Records about charts and figures
+++

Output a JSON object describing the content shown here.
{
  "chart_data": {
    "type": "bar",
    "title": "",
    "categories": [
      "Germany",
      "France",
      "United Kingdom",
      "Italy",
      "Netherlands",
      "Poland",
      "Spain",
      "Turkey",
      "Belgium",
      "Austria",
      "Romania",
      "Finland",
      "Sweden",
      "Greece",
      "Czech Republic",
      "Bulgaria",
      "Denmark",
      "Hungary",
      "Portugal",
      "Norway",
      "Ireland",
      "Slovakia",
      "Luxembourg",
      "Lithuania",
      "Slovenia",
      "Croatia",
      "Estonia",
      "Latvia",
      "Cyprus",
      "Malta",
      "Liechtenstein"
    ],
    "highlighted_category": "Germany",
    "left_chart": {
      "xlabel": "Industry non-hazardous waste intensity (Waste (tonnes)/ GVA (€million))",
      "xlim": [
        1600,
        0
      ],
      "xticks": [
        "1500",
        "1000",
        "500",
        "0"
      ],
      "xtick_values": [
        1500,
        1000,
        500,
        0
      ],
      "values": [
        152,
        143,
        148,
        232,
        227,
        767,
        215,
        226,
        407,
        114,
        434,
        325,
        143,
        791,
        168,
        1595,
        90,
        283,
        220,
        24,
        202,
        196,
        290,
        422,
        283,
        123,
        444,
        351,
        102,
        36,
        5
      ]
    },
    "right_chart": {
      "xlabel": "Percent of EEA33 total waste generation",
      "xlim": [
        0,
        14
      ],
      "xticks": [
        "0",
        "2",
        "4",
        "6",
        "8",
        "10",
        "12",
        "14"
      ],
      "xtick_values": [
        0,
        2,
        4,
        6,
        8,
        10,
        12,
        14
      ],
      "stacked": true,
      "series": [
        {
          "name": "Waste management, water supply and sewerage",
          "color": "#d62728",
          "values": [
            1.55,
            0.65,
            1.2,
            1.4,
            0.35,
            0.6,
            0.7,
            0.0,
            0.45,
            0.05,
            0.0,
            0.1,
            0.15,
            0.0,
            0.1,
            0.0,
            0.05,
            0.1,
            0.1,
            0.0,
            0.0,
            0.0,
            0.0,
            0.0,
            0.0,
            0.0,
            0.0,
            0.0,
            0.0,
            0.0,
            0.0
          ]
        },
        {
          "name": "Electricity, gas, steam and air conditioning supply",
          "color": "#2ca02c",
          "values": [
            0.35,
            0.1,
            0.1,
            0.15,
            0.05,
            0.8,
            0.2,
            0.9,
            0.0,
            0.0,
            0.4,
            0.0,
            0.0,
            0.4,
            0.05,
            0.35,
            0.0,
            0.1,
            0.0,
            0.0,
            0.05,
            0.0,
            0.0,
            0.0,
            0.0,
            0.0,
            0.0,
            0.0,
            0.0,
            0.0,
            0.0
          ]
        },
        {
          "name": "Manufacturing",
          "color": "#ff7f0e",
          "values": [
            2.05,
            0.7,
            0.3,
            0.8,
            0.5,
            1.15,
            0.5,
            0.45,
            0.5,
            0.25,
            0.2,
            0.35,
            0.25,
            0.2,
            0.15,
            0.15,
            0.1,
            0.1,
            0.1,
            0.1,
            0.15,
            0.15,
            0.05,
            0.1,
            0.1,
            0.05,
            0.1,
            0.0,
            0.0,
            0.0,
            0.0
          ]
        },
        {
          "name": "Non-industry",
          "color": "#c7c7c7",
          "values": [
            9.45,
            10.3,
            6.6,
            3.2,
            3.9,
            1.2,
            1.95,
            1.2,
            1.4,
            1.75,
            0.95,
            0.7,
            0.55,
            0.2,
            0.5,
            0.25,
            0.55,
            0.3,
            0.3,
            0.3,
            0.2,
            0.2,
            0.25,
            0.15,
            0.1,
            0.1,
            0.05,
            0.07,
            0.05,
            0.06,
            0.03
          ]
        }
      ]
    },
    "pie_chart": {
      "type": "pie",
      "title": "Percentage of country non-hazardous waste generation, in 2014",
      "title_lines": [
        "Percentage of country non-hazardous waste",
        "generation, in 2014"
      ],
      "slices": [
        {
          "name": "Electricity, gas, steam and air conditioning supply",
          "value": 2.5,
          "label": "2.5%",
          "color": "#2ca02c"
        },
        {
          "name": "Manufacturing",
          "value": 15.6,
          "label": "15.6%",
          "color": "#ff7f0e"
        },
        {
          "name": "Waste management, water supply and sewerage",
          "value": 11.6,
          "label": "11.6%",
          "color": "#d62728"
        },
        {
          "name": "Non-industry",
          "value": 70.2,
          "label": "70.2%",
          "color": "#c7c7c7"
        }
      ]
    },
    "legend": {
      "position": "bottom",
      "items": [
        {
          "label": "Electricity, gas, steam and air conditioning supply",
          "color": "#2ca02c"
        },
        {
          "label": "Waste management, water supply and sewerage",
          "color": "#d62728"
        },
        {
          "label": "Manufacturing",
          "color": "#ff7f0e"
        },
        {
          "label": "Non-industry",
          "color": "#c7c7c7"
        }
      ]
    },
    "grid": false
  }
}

+++

§ **Problem statement**: Write the data from above out again, exactly.

§ **Solution for this exercise**:
Output a JSON object describing the content shown here.
{
  "chart_data": {
    "type": "bar",
    "title": "",
    "categories": [
      "Germany",
      "France",
      "United Kingdom",
      "Italy",
      "Netherlands",
      "Poland",
      "Spain",
      "Turkey",
      "Belgium",
      "Austria",
      "Romania",
      "Finland",
      "Sweden",
      "Greece",
      "Czech Republic",
      "Bulgaria",
      "Denmark",
      "Hungary",
      "Portugal",
      "Norway",
      "Ireland",
      "Slovakia",
      "Luxembourg",
      "Lithuania",
      "Slovenia",
      "Croatia",
      "Estonia",
      "Latvia",
      "Cyprus",
      "Malta",
      "Liechtenstein"
    ],
    "highlighted_category": "Germany",
    "left_chart": {
      "xlabel": "Industry non-hazardous waste intensity (Waste (tonnes)/ GVA (€million))",
      "xlim": [
        1600,
        0
      ],
      "xticks": [
        "1500",
        "1000",
        "500",
        "0"
      ],
      "xtick_values": [
        1500,
        1000,
        500,
        0
      ],
      "values": [
        152,
        143,
        148,
        232,
        227,
        767,
        215,
        226,
        407,
        114,
        434,
        325,
        143,
        791,
        168,
        1595,
        90,
        283,
        220,
        24,
        202,
        196,
        290,
        422,
        283,
        123,
        444,
        351,
        102,
        36,
        5
      ]
    },
    "right_chart": {
      "xlabel": "Percent of EEA33 total waste generation",
      "xlim": [
        0,
        14
      ],
      "xticks": [
        "0",
        "2",
        "4",
        "6",
        "8",
        "10",
        "12",
        "14"
      ],
      "xtick_values": [
        0,
        2,
        4,
        6,
        8,
        10,
        12,
        14
      ],
      "stacked": true,
      "series": [
        {
          "name": "Waste management, water supply and sewerage",
          "color": "#d62728",
          "values": [
            1.55,
            0.65,
            1.2,
            1.4,
            0.35,
            0.6,
            0.7,
            0.0,
            0.45,
            0.05,
            0.0,
            0.1,
            0.15,
            0.0,
            0.1,
            0.0,
            0.05,
            0.1,
            0.1,
            0.0,
            0.0,
            0.0,
            0.0,
            0.0,
            0.0,
            0.0,
            0.0,
            0.0,
            0.0,
            0.0,
            0.0
          ]
        },
        {
          "name": "Electricity, gas, steam and air conditioning supply",
          "color": "#2ca02c",
          "values": [
            0.35,
            0.1,
            0.1,
            0.15,
            0.05,
            0.8,
            0.2,
            0.9,
            0.0,
            0.0,
            0.4,
            0.0,
            0.0,
            0.4,
            0.05,
            0.35,
            0.0,
            0.1,
            0.0,
            0.0,
            0.05,
            0.0,
            0.0,
            0.0,
            0.0,
            0.0,
            0.0,
            0.0,
            0.0,
            0.0,
            0.0
          ]
        },
        {
          "name": "Manufacturing",
          "color": "#ff7f0e",
          "values": [
            2.05,
            0.7,
            0.3,
            0.8,
            0.5,
            1.15,
            0.5,
            0.45,
            0.5,
            0.25,
            0.2,
            0.35,
            0.25,
            0.2,
            0.15,
            0.15,
            0.1,
            0.1,
            0.1,
            0.1,
            0.15,
            0.15,
            0.05,
            0.1,
            0.1,
            0.05,
            0.1,
            0.0,
            0.0,
            0.0,
            0.0
          ]
        },
        {
          "name": "Non-industry",
          "color": "#c7c7c7",
          "values": [
            9.45,
            10.3,
            6.6,
            3.2,
            3.9,
            1.2,
            1.95,
            1.2,
            1.4,
            1.75,
            0.95,
            0.7,
            0.55,
            0.2,
            0.5,
            0.25,
            0.55,
            0.3,
            0.3,
            0.3,
            0.2,
            0.2,
            0.25,
            0.15,
            0.1,
            0.1,
            0.05,
            0.07,
            0.05,
            0.06,
            0.03
          ]
        }
      ]
    },
    "pie_chart": {
      "type": "pie",
      "title": "Percentage of country non-hazardous waste generation, in 2014",
      "title_lines": [
        "Percentage of country non-hazardous waste",
        "generation, in 2014"
      ],
      "slices": [
        {
          "name": "Electricity, gas, steam and air conditioning supply",
          "value": 2.5,
          "label": "2.5%",
          "color": "#2ca02c"
        },
        {
          "name": "Manufacturing",
          "value": 15.6,
          "label": "15.6%",
          "color": "#ff7f0e"
        },
        {
          "name": "Waste management, water supply and sewerage",
          "value": 11.6,
          "label": "11.6%",
          "color": "#d62728"
        },
        {
          "name": "Non-industry",
          "value": 70.2,
          "label": "70.2%",
          "color": "#c7c7c7"
        }
      ]
    },
    "legend": {
      "position": "bottom",
      "items": [
        {
          "label": "Electricity, gas, steam and air conditioning supply",
          "color": "#2ca02c"
        },
        {
          "label": "Waste management, water supply and sewerage",
          "color": "#d62728"
        },
        {
          "label": "Manufacturing",
          "color": "#ff7f0e"
        },
        {
          "label": "Non-industry",
          "color": "#c7c7c7"
        }
      ]
    },
    "grid": false
  }
}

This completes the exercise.